> WHAT THIS TASK INVOLVES
Below are entries. Pull out all lines containing "title".

> RECORDS TO USE
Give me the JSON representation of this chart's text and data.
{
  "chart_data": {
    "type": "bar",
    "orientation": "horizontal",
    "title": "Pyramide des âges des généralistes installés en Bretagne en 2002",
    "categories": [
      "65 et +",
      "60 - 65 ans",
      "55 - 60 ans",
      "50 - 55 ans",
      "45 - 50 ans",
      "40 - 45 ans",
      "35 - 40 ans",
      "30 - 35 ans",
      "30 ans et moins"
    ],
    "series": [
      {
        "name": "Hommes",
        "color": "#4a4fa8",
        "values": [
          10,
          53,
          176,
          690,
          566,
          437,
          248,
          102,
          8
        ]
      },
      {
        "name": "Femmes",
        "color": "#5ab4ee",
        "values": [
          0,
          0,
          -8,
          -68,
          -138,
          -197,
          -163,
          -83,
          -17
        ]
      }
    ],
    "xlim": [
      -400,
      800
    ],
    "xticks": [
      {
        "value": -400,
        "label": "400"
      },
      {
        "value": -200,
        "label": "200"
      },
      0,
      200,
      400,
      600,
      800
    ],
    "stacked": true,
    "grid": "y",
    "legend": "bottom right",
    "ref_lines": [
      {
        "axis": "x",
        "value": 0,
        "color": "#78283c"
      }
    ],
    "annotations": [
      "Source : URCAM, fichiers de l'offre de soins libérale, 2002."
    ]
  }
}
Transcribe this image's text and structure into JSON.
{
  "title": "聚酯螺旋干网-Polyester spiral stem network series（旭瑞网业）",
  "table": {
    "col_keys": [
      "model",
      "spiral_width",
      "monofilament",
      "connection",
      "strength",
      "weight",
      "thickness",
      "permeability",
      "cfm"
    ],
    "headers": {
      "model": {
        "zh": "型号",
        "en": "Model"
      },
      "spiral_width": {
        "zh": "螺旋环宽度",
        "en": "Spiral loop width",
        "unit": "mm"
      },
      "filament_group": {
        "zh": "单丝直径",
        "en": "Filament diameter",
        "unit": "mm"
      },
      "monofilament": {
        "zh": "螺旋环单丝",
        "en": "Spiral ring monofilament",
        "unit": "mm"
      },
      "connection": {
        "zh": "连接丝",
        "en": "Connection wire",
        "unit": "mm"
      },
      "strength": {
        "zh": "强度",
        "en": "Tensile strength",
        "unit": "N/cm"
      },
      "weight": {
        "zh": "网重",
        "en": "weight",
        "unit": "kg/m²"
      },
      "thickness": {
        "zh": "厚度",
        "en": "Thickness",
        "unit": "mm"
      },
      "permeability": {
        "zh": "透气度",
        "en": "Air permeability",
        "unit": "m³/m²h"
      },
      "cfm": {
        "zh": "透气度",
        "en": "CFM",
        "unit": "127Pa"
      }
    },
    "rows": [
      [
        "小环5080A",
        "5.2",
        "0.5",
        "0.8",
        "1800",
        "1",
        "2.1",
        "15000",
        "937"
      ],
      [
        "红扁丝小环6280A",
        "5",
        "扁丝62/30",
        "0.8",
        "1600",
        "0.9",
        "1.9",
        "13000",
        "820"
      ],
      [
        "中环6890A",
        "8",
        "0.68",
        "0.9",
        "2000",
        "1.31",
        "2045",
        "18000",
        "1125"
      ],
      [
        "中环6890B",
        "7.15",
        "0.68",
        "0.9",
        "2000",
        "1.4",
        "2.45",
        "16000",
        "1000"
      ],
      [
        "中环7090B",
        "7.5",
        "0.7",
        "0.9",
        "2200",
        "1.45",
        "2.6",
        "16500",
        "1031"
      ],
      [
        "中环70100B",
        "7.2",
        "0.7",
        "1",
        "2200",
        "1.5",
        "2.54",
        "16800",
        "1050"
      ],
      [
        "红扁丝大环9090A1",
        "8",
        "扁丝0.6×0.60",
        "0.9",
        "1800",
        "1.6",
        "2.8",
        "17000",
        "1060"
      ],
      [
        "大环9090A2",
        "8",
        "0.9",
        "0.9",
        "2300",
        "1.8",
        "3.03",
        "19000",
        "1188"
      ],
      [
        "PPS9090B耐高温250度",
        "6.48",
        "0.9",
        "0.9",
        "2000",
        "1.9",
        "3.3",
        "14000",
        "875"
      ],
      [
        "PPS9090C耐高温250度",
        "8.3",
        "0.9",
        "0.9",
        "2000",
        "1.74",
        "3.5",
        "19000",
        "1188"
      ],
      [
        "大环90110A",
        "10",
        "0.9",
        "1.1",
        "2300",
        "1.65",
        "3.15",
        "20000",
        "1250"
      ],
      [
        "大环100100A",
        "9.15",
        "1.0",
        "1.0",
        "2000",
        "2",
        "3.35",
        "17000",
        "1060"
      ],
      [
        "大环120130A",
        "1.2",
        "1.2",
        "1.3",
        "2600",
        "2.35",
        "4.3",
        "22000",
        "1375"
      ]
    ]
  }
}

> COMPLETED EXERCISE
    "title": "Pyramide des âges des généralistes installés en Bretagne en 2002",
  "title": "聚酯螺旋干网-Polyester spiral stem network series（旭瑞网业）",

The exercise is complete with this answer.